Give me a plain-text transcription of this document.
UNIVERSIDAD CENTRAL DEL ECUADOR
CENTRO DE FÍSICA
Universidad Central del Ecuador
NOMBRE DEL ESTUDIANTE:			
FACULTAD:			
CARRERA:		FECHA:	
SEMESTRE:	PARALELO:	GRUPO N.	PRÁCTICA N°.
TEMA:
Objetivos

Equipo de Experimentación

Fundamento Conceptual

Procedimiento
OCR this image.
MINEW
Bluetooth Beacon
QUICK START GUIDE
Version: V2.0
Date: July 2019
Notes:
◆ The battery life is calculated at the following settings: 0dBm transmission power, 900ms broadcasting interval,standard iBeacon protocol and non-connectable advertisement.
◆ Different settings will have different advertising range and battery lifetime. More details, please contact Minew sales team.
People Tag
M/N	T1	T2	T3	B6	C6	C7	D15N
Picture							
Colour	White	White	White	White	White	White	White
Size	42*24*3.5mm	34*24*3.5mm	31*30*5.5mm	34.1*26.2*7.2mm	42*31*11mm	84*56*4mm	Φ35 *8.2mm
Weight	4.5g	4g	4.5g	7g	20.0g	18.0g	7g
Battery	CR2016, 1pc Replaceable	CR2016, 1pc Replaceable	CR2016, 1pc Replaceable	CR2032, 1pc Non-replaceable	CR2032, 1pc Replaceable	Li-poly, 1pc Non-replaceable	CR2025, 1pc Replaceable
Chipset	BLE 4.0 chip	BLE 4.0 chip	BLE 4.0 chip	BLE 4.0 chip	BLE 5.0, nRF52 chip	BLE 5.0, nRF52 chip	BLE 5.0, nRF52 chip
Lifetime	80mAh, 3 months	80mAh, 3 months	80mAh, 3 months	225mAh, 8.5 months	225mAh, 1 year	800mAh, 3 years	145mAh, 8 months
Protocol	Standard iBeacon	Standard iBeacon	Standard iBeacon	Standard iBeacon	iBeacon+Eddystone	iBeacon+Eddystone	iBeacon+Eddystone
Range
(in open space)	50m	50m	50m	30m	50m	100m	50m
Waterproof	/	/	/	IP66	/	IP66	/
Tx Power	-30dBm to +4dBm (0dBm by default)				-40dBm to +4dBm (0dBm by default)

** TASK INSTRUCTIONS **
Look through the records and gather each line with the word "iBeacon".

** WORKED ANSWER **
◆ The battery life is calculated at the following settings: 0dBm transmission power, 900ms broadcasting interval,standard iBeacon protocol and non-connectable advertisement.
Protocol	Standard iBeacon	Standard iBeacon	Standard iBeacon	Standard iBeacon	iBeacon+Eddystone	iBeacon+Eddystone	iBeacon+Eddystone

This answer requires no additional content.